Task requirements:
Skip the pictures and repeat each line of the data exactly.

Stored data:
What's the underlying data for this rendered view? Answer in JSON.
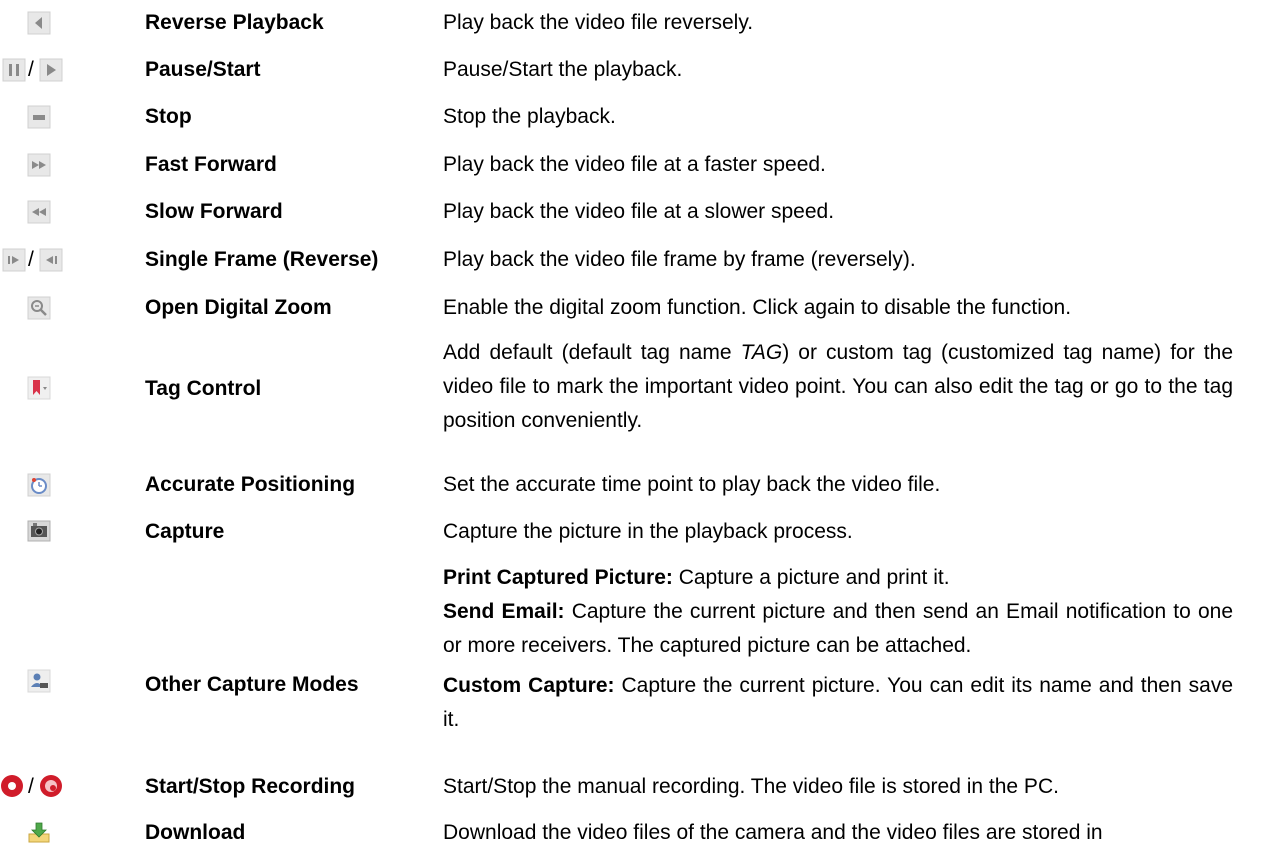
{
  "rows": [
    {
      "name": "Reverse Playback",
      "desc": "Play back the video file reversely.",
      "icons": [
        "reverse-playback-icon"
      ]
    },
    {
      "name": "Pause/Start",
      "desc": "Pause/Start the playback.",
      "icons": [
        "pause-icon",
        "start-icon"
      ],
      "separator": "/"
    },
    {
      "name": "Stop",
      "desc": "Stop the playback.",
      "icons": [
        "stop-icon"
      ]
    },
    {
      "name": "Fast Forward",
      "desc": "Play back the video file at a faster speed.",
      "icons": [
        "fast-forward-icon"
      ]
    },
    {
      "name": "Slow Forward",
      "desc": "Play back the video file at a slower speed.",
      "icons": [
        "slow-forward-icon"
      ]
    },
    {
      "name": "Single Frame (Reverse)",
      "desc": "Play back the video file frame by frame (reversely).",
      "icons": [
        "single-frame-icon",
        "single-frame-reverse-icon"
      ],
      "separator": "/"
    },
    {
      "name": "Open Digital Zoom",
      "desc": "Enable the digital zoom function. Click again to disable the function.",
      "icons": [
        "digital-zoom-icon"
      ]
    },
    {
      "name": "Tag Control",
      "desc_parts": {
        "a": "Add default (default tag name ",
        "tag": "TAG",
        "b": ") or custom tag (customized tag name) for the video file to mark the important video point. You can also edit the tag or go to the tag position conveniently."
      },
      "icons": [
        "tag-icon"
      ]
    },
    {
      "name": "Accurate Positioning",
      "desc": "Set the accurate time point to play back the video file.",
      "icons": [
        "clock-icon"
      ]
    },
    {
      "name": "Capture",
      "desc": "Capture the picture in the playback process.",
      "icons": [
        "camera-icon"
      ]
    },
    {
      "name": "Other Capture Modes",
      "items": [
        {
          "label": "Print Captured Picture:",
          "text": " Capture a picture and print it."
        },
        {
          "label": "Send Email:",
          "text": " Capture the current picture and then send an Email notification to one or more receivers. The captured picture can be attached."
        },
        {
          "label": "Custom Capture:",
          "text": " Capture the current picture. You can edit its name and then save it."
        }
      ],
      "icons": [
        "capture-modes-icon"
      ]
    },
    {
      "name": "Start/Stop Recording",
      "desc": "Start/Stop the manual recording. The video file is stored in the PC.",
      "icons": [
        "record-start-icon",
        "record-stop-icon"
      ],
      "separator": "/"
    },
    {
      "name": "Download",
      "desc": "Download the video files of the camera and the video files are stored in",
      "icons": [
        "download-icon"
      ]
    }
  ],
  "colors": {
    "icon_bg": "#e6e6e6",
    "icon_fg": "#8c8c8c",
    "tag_red": "#d9334a",
    "record_red": "#d01c2a"
  }
}
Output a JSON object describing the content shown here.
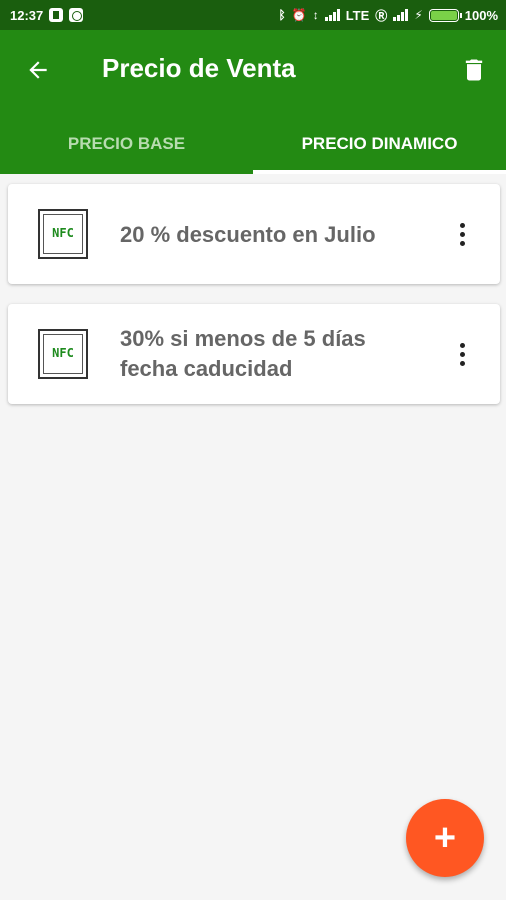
{
  "status_bar": {
    "time": "12:37",
    "network": "LTE",
    "battery": "100%"
  },
  "toolbar": {
    "title": "Precio de Venta"
  },
  "tabs": [
    {
      "label": "PRECIO BASE",
      "active": false
    },
    {
      "label": "PRECIO DINAMICO",
      "active": true
    }
  ],
  "items": [
    {
      "icon": "nfc-icon",
      "icon_text": "NFC",
      "text": "20 % descuento en Julio"
    },
    {
      "icon": "nfc-icon",
      "icon_text": "NFC",
      "text": "30% si menos de 5 días fecha caducidad"
    }
  ],
  "fab": {
    "label": "+"
  },
  "colors": {
    "status_bar": "#1a5e0e",
    "app_bar": "#238a13",
    "fab": "#ff5722",
    "nfc_text": "#1d8a1d"
  }
}
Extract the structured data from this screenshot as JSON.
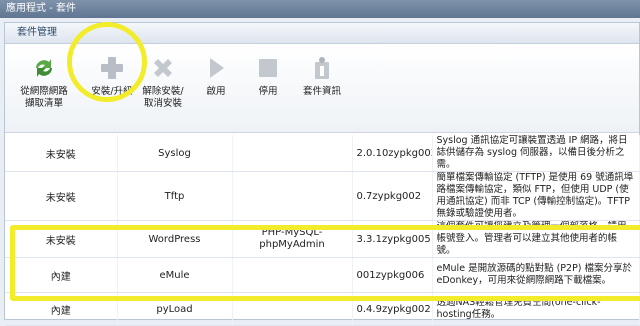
{
  "window": {
    "title": "應用程式 - 套件"
  },
  "panel": {
    "title": "套件管理"
  },
  "toolbar": {
    "buttons": [
      {
        "label": "從網際網路\n擷取清單",
        "icon": "refresh-icon"
      },
      {
        "label": "安裝/升級",
        "icon": "plus-icon"
      },
      {
        "label": "解除安裝/\n取消安裝",
        "icon": "cross-icon"
      },
      {
        "label": "啟用",
        "icon": "play-icon"
      },
      {
        "label": "停用",
        "icon": "stop-icon"
      },
      {
        "label": "套件資訊",
        "icon": "info-icon"
      }
    ]
  },
  "packages": [
    {
      "status": "未安裝",
      "name": "Syslog",
      "dependency": "",
      "version": "2.0.10zypkg003",
      "description": "Syslog 通訊協定可讓裝置透過 IP 網路，將日誌供儲存為 syslog 伺服器，以備日後分析之需。"
    },
    {
      "status": "未安裝",
      "name": "Tftp",
      "dependency": "",
      "version": "0.7zypkg002",
      "description": "簡單檔案傳輸協定 (TFTP) 是使用 69 號通訊埠路檔案傳輸協定，類似 FTP，但使用 UDP (使用通訊協定) 而非 TCP (傳輸控制協定)。TFTP 無錄或驗證使用者。"
    },
    {
      "status": "未安裝",
      "name": "WordPress",
      "dependency": "PHP-MySQL-\nphpMyAdmin",
      "version": "3.3.1zypkg005",
      "description": "這個套件可讓您建立及管理一個部落格。請用帳號登入。管理者可以建立其他使用者的帳號。"
    },
    {
      "status": "內建",
      "name": "eMule",
      "dependency": "",
      "version": "001zypkg006",
      "description": "eMule 是開放源碼的點對點 (P2P) 檔案分享於 eDonkey，可用來從網際網路下載檔案。"
    },
    {
      "status": "內建",
      "name": "pyLoad",
      "dependency": "",
      "version": "0.4.9zypkg002",
      "description": "透過NAS輕鬆管理免費空間(one-click-hosting任務。"
    }
  ],
  "colors": {
    "highlight": "#f2ec2a",
    "titlebar": "#6b819c"
  }
}
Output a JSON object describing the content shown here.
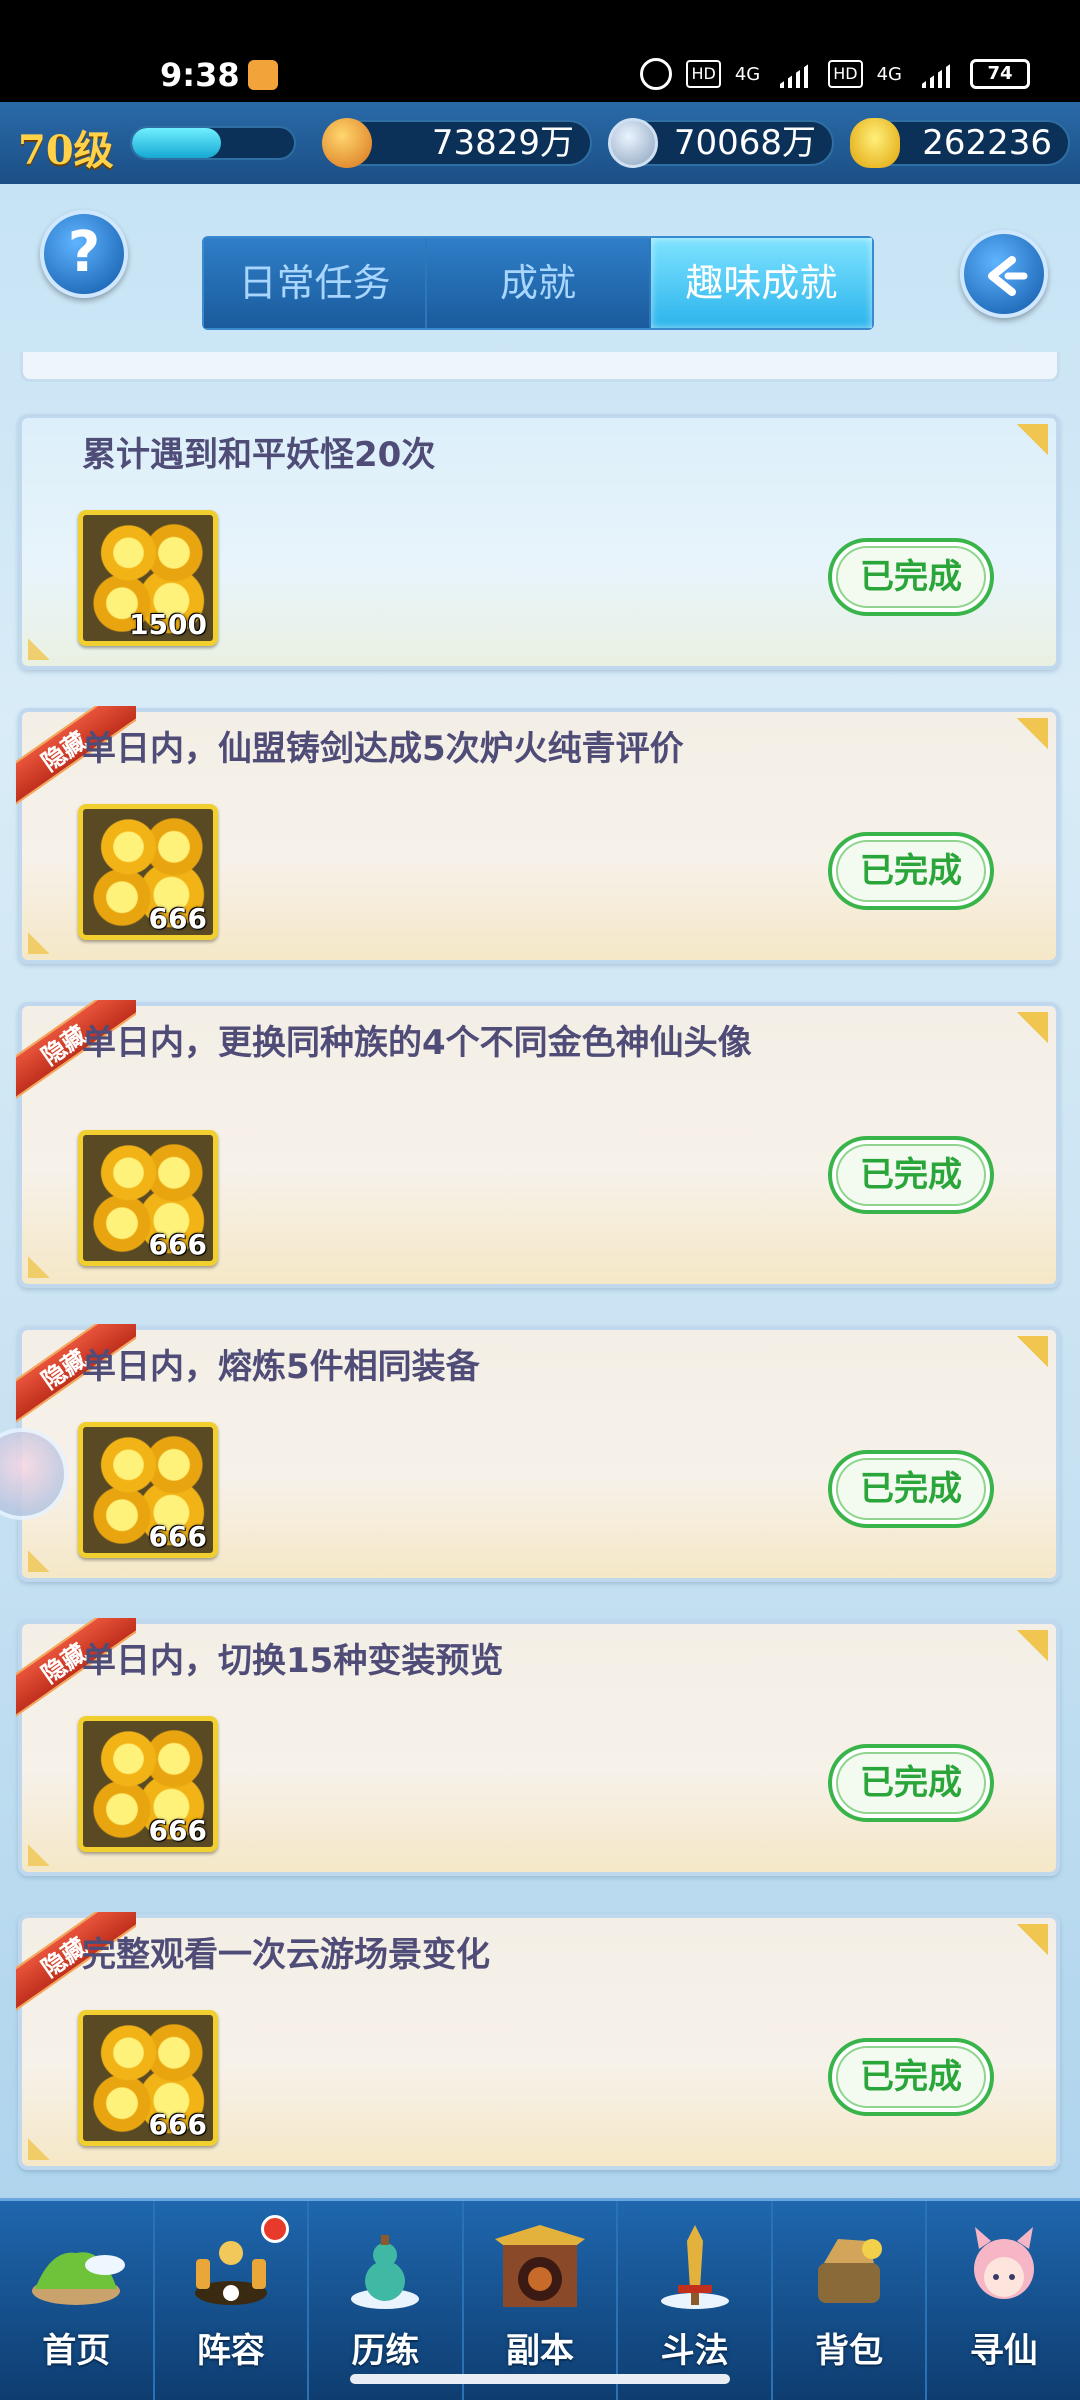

Full solution:
What's the underlying data for this rendered view? Answer in JSON.
{
  "rows": [
    {
      "name": "Reverse Playback",
      "desc": "Play back the video file reversely.",
      "icons": [
        "reverse-playback-icon"
      ]
    },
    {
      "name": "Pause/Start",
      "desc": "Pause/Start the playback.",
      "icons": [
        "pause-icon",
        "start-icon"
      ],
      "separator": "/"
    },
    {
      "name": "Stop",
      "desc": "Stop the playback.",
      "icons": [
        "stop-icon"
      ]
    },
    {
      "name": "Fast Forward",
      "desc": "Play back the video file at a faster speed.",
      "icons": [
        "fast-forward-icon"
      ]
    },
    {
      "name": "Slow Forward",
      "desc": "Play back the video file at a slower speed.",
      "icons": [
        "slow-forward-icon"
      ]
    },
    {
      "name": "Single Frame (Reverse)",
      "desc": "Play back the video file frame by frame (reversely).",
      "icons": [
        "single-frame-icon",
        "single-frame-reverse-icon"
      ],
      "separator": "/"
    },
    {
      "name": "Open Digital Zoom",
      "desc": "Enable the digital zoom function. Click again to disable the function.",
      "icons": [
        "digital-zoom-icon"
      ]
    },
    {
      "name": "Tag Control",
      "desc_parts": {
        "a": "Add default (default tag name ",
        "tag": "TAG",
        "b": ") or custom tag (customized tag name) for the video file to mark the important video point. You can also edit the tag or go to the tag position conveniently."
      },
      "icons": [
        "tag-icon"
      ]
    },
    {
      "name": "Accurate Positioning",
      "desc": "Set the accurate time point to play back the video file.",
      "icons": [
        "clock-icon"
      ]
    },
    {
      "name": "Capture",
      "desc": "Capture the picture in the playback process.",
      "icons": [
        "camera-icon"
      ]
    },
    {
      "name": "Other Capture Modes",
      "items": [
        {
          "label": "Print Captured Picture:",
          "text": " Capture a picture and print it."
        },
        {
          "label": "Send Email:",
          "text": " Capture the current picture and then send an Email notification to one or more receivers. The captured picture can be attached."
        },
        {
          "label": "Custom Capture:",
          "text": " Capture the current picture. You can edit its name and then save it."
        }
      ],
      "icons": [
        "capture-modes-icon"
      ]
    },
    {
      "name": "Start/Stop Recording",
      "desc": "Start/Stop the manual recording. The video file is stored in the PC.",
      "icons": [
        "record-start-icon",
        "record-stop-icon"
      ],
      "separator": "/"
    },
    {
      "name": "Download",
      "desc": "Download the video files of the camera and the video files are stored in",
      "icons": [
        "download-icon"
      ]
    }
  ],
  "colors": {
    "icon_bg": "#e6e6e6",
    "icon_fg": "#8c8c8c",
    "tag_red": "#d9334a",
    "record_red": "#d01c2a"
  }
}
Output a JSON object describing the content shown here.
{
  "status_bar": {
    "time": "12:37",
    "network": "LTE",
    "battery": "100%"
  },
  "toolbar": {
    "title": "Precio de Venta"
  },
  "tabs": [
    {
      "label": "PRECIO BASE",
      "active": false
    },
    {
      "label": "PRECIO DINAMICO",
      "active": true
    }
  ],
  "items": [
    {
      "icon": "nfc-icon",
      "icon_text": "NFC",
      "text": "20 % descuento en Julio"
    },
    {
      "icon": "nfc-icon",
      "icon_text": "NFC",
      "text": "30% si menos de 5 días fecha caducidad"
    }
  ],
  "fab": {
    "label": "+"
  },
  "colors": {
    "status_bar": "#1a5e0e",
    "app_bar": "#238a13",
    "fab": "#ff5722",
    "nfc_text": "#1d8a1d"
  }
}
Extract the structured data from this screenshot as JSON.
{
  "window": {
    "title": "應用程式 - 套件"
  },
  "panel": {
    "title": "套件管理"
  },
  "toolbar": {
    "buttons": [
      {
        "label": "從網際網路\n擷取清單",
        "icon": "refresh-icon"
      },
      {
        "label": "安裝/升級",
        "icon": "plus-icon"
      },
      {
        "label": "解除安裝/\n取消安裝",
        "icon": "cross-icon"
      },
      {
        "label": "啟用",
        "icon": "play-icon"
      },
      {
        "label": "停用",
        "icon": "stop-icon"
      },
      {
        "label": "套件資訊",
        "icon": "info-icon"
      }
    ]
  },
  "packages": [
    {
      "status": "未安裝",
      "name": "Syslog",
      "dependency": "",
      "version": "2.0.10zypkg003",
      "description": "Syslog 通訊協定可讓裝置透過 IP 網路，將日誌供儲存為 syslog 伺服器，以備日後分析之需。"
    },
    {
      "status": "未安裝",
      "name": "Tftp",
      "dependency": "",
      "version": "0.7zypkg002",
      "description": "簡單檔案傳輸協定 (TFTP) 是使用 69 號通訊埠路檔案傳輸協定，類似 FTP，但使用 UDP (使用通訊協定) 而非 TCP (傳輸控制協定)。TFTP 無錄或驗證使用者。"
    },
    {
      "status": "未安裝",
      "name": "WordPress",
      "dependency": "PHP-MySQL-\nphpMyAdmin",
      "version": "3.3.1zypkg005",
      "description": "這個套件可讓您建立及管理一個部落格。請用帳號登入。管理者可以建立其他使用者的帳號。"
    },
    {
      "status": "內建",
      "name": "eMule",
      "dependency": "",
      "version": "001zypkg006",
      "description": "eMule 是開放源碼的點對點 (P2P) 檔案分享於 eDonkey，可用來從網際網路下載檔案。"
    },
    {
      "status": "內建",
      "name": "pyLoad",
      "dependency": "",
      "version": "0.4.9zypkg002",
      "description": "透過NAS輕鬆管理免費空間(one-click-hosting任務。"
    }
  ],
  "colors": {
    "highlight": "#f2ec2a",
    "titlebar": "#6b819c"
  }
}
Output a JSON object describing the content shown here.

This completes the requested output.